Find every line of the listing below where "изданию" appears, and copy it.

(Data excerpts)
::::::::

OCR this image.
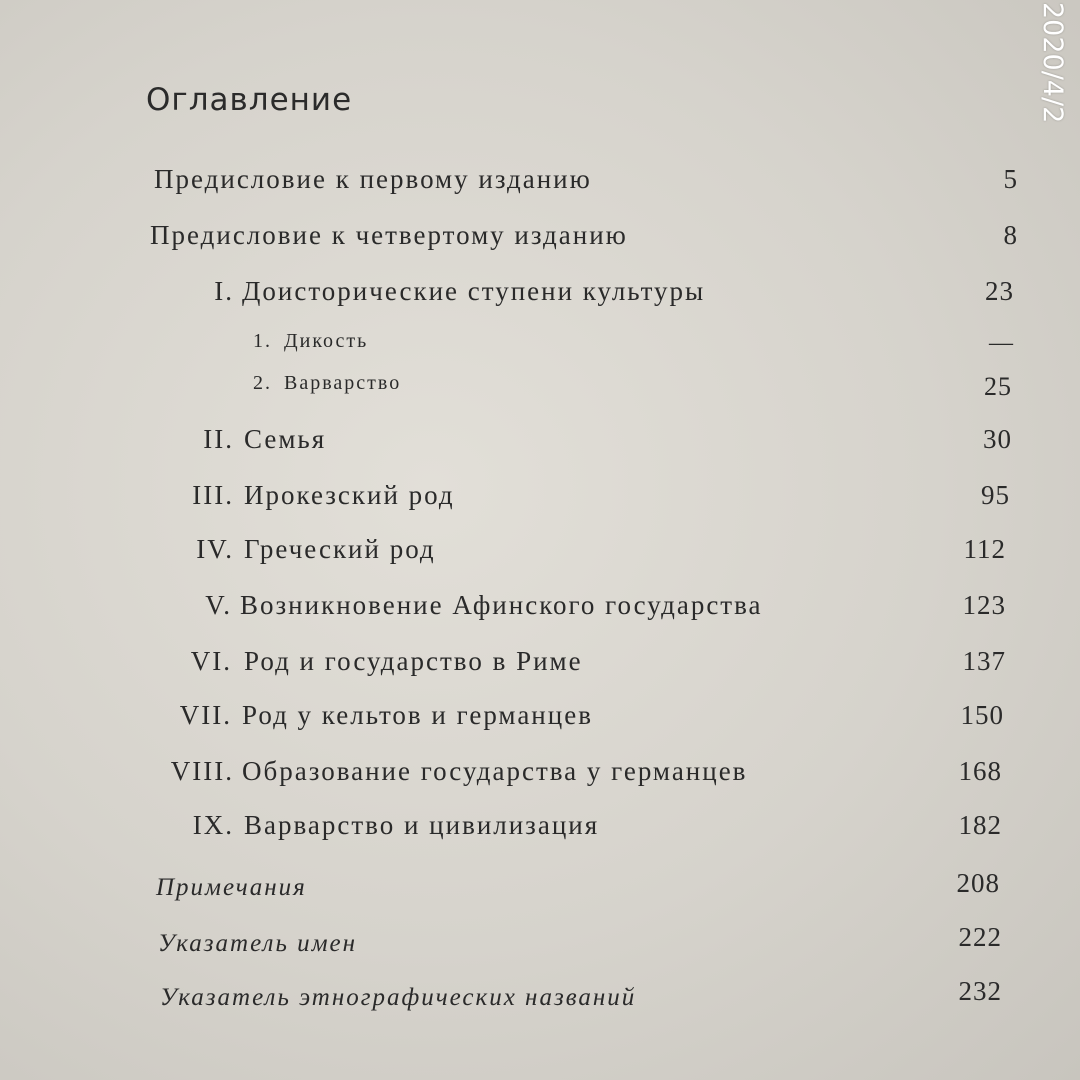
Оглавление	2020/4/2
Предисловие к первому изданию	5
Предисловие к четвертому изданию	8
I. Доисторические ступени культуры	23
1. Дикость	—
2. Варварство	25
II. Семья	30
III. Ирокезский род	95
IV. Греческий род	112
V. Возникновение Афинского государства	123
VI. Род и государство в Риме	137
VII. Род у кельтов и германцев	150
VIII. Образование государства у германцев	168
IX. Варварство и цивилизация	182
Примечания	208
Указатель имен	222
Указатель этнографических названий	232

::::::::

• [Completed task]:
Предисловие к первому изданию	5
Предисловие к четвертому изданию	8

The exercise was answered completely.